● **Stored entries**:
....................

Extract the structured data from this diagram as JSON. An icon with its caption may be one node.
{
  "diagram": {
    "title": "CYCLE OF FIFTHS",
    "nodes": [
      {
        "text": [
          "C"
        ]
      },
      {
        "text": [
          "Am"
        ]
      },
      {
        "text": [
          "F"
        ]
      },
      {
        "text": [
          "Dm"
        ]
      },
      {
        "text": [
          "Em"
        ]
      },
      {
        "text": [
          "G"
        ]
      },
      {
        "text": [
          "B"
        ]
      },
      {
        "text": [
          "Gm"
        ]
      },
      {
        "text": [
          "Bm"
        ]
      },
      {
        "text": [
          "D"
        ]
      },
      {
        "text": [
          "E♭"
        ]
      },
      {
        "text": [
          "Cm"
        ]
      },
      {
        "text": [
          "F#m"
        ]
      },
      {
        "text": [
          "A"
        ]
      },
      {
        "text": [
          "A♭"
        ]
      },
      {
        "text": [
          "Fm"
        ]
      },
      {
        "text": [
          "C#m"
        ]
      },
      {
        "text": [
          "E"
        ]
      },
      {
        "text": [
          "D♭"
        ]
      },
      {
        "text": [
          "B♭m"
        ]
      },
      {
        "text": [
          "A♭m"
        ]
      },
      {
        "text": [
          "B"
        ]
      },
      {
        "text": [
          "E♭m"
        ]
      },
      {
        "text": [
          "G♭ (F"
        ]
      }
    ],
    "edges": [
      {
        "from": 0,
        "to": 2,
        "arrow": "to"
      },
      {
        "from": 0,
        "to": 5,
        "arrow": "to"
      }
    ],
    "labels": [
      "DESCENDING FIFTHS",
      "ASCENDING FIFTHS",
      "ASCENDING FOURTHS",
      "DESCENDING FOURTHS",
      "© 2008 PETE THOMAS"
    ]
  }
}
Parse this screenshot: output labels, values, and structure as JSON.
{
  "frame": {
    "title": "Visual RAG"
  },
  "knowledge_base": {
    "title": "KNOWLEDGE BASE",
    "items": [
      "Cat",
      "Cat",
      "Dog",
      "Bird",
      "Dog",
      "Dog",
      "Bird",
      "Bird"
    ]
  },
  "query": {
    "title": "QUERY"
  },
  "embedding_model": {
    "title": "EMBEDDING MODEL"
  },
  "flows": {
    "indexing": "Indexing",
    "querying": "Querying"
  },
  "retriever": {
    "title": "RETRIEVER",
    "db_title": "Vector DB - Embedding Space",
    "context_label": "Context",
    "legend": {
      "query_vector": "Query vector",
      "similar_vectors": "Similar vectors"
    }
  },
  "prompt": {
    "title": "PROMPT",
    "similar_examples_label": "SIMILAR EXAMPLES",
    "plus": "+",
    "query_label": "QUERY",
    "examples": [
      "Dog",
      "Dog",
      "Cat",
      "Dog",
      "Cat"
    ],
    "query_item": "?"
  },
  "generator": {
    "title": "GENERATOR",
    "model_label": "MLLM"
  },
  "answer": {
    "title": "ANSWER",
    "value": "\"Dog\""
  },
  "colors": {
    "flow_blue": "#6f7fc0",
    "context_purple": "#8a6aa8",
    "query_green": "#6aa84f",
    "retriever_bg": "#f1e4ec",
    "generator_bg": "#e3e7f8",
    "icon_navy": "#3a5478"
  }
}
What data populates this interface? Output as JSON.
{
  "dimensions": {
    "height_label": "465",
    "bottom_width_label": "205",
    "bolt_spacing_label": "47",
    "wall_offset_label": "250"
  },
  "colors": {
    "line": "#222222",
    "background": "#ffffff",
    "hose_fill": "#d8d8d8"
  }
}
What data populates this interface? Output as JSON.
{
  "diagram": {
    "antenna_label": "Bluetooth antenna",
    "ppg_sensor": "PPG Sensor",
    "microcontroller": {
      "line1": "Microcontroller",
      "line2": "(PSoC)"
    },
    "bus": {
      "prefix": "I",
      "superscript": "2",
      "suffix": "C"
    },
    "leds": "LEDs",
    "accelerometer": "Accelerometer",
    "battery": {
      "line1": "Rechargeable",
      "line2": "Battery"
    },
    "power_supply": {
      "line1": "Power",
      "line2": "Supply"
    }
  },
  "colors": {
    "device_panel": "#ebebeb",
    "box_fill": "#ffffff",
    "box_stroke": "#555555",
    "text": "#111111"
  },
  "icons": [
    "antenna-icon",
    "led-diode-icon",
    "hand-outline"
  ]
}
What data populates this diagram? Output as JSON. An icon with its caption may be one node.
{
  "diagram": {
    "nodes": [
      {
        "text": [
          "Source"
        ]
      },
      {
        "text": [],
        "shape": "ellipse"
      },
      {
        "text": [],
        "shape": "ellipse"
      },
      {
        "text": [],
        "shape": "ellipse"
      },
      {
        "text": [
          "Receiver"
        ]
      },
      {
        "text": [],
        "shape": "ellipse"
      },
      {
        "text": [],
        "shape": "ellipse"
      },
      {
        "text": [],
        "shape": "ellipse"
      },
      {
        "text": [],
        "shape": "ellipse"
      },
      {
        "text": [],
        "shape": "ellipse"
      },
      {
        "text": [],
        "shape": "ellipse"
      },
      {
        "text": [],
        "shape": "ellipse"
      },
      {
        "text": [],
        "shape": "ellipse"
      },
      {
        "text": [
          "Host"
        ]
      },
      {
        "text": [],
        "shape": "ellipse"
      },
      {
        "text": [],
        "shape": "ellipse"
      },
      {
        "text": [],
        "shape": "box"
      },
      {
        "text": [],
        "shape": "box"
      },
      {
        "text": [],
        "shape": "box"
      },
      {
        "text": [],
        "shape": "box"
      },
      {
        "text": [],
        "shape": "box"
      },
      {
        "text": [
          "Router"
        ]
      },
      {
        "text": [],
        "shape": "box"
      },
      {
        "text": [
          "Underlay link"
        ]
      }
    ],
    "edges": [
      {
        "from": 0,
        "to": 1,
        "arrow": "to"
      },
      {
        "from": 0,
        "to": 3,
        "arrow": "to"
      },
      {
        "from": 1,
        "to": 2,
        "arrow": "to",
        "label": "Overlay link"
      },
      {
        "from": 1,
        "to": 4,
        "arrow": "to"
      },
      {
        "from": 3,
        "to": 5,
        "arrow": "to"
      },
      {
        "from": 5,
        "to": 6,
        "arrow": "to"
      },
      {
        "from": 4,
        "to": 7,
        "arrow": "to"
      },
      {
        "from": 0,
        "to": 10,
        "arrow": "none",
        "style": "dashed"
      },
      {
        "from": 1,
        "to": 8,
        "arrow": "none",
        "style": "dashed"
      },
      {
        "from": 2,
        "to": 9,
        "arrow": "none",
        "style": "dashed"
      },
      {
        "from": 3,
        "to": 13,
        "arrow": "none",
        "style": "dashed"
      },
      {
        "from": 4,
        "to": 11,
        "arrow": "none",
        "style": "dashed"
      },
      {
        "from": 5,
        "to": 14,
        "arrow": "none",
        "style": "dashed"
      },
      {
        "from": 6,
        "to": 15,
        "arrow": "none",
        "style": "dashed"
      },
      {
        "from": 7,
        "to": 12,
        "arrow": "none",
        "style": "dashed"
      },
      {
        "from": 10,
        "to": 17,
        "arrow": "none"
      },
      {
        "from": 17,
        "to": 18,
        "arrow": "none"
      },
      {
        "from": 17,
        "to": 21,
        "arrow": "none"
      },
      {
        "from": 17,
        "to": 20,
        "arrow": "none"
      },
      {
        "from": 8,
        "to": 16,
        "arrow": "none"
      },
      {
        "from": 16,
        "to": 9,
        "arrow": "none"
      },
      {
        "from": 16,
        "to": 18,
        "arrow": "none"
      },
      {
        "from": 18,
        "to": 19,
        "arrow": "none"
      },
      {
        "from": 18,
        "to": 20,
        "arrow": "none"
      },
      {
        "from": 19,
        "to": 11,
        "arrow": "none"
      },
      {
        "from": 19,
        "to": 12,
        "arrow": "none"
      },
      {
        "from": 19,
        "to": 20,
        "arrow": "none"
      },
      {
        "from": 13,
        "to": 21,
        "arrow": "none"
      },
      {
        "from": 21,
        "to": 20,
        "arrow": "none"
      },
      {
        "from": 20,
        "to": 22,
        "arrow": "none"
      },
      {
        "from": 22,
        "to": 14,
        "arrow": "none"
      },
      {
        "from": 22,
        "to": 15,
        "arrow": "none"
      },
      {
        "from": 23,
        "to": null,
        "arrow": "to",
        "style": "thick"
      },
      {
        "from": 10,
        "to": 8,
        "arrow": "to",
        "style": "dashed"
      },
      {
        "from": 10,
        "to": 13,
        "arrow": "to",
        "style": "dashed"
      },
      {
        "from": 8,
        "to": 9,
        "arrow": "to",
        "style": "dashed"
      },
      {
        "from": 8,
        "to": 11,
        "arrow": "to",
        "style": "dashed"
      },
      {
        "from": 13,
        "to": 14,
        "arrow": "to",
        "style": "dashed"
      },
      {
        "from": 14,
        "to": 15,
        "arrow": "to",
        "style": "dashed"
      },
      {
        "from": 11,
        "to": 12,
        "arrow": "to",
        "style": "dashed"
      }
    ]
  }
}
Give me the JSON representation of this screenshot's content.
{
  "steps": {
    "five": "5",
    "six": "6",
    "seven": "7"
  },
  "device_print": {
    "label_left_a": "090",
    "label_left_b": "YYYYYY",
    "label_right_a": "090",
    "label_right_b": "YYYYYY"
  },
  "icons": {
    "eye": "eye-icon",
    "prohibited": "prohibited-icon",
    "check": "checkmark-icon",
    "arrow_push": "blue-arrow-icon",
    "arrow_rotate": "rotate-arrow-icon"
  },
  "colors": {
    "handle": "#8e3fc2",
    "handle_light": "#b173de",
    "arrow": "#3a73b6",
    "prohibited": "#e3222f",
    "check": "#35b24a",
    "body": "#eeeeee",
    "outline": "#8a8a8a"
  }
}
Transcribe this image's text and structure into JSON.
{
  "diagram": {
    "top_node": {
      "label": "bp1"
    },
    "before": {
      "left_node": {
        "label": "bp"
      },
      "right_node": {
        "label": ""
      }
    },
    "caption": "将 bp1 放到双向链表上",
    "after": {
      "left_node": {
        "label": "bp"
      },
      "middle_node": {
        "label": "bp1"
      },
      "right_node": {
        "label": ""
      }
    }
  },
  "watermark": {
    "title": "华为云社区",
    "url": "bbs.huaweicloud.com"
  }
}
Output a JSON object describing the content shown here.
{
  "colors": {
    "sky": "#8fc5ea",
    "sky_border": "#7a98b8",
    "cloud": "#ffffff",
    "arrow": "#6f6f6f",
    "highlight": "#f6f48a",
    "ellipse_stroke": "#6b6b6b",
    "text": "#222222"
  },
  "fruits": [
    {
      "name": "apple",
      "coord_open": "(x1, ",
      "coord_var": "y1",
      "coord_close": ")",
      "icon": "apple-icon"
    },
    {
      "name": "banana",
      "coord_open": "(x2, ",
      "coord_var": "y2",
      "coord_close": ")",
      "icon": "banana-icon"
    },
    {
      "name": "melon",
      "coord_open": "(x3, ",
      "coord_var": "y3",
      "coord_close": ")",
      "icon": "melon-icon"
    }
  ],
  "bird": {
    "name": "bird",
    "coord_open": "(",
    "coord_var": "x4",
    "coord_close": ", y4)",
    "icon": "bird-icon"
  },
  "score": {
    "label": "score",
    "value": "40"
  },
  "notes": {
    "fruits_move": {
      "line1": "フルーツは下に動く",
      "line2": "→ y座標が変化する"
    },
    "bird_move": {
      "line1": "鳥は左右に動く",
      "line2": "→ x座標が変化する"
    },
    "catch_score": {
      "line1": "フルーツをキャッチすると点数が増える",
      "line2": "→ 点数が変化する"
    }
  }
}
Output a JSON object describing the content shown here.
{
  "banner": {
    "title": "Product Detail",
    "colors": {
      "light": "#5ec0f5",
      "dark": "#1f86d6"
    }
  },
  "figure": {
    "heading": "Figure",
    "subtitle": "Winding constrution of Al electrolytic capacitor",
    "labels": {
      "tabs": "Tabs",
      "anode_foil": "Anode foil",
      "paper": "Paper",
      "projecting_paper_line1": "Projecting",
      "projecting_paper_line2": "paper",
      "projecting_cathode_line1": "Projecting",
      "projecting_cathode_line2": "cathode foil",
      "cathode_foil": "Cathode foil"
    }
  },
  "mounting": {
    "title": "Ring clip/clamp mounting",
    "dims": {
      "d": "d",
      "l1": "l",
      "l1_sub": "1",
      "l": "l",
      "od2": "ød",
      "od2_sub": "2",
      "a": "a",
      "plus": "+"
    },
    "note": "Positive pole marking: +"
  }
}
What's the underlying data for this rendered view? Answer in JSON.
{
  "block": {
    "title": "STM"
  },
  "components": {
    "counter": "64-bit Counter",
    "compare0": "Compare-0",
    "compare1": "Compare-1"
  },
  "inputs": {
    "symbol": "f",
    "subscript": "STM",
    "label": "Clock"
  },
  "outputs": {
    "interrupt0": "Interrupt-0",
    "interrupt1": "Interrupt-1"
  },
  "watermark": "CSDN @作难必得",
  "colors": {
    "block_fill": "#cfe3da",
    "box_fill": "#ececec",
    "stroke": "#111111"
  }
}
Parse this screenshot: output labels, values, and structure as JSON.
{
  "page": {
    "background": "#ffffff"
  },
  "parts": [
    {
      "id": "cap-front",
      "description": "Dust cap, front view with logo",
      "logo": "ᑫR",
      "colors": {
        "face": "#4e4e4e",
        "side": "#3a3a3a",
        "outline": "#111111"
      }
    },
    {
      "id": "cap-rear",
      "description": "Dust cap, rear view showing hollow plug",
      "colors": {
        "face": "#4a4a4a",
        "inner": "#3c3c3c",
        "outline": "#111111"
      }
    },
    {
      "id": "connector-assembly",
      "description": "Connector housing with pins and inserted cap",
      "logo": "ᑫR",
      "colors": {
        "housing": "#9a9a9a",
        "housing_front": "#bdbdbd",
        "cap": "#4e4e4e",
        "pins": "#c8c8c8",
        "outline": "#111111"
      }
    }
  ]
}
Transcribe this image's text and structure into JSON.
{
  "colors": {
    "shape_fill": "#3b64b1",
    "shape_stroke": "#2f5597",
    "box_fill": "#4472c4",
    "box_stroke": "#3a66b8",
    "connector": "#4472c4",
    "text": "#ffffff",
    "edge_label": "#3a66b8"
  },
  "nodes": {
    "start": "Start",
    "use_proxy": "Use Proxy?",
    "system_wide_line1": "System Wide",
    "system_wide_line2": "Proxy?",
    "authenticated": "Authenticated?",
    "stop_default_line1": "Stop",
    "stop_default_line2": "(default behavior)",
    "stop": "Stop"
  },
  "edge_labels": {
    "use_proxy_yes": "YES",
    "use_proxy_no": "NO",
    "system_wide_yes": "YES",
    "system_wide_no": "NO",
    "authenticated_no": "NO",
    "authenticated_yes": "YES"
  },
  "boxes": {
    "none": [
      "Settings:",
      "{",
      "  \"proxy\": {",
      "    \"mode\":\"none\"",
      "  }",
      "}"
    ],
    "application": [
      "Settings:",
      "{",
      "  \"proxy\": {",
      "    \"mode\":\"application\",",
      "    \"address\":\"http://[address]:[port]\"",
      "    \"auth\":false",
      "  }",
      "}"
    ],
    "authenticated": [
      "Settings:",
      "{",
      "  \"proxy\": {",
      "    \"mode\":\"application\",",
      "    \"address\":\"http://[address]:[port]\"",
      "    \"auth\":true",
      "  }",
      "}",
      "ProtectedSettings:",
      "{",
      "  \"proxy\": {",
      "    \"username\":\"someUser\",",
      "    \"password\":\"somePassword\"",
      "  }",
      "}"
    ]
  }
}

....................

Count up every line above that has the word "view" in it; answer with the number alone.

● **ANSWER TO THE TASK**:
3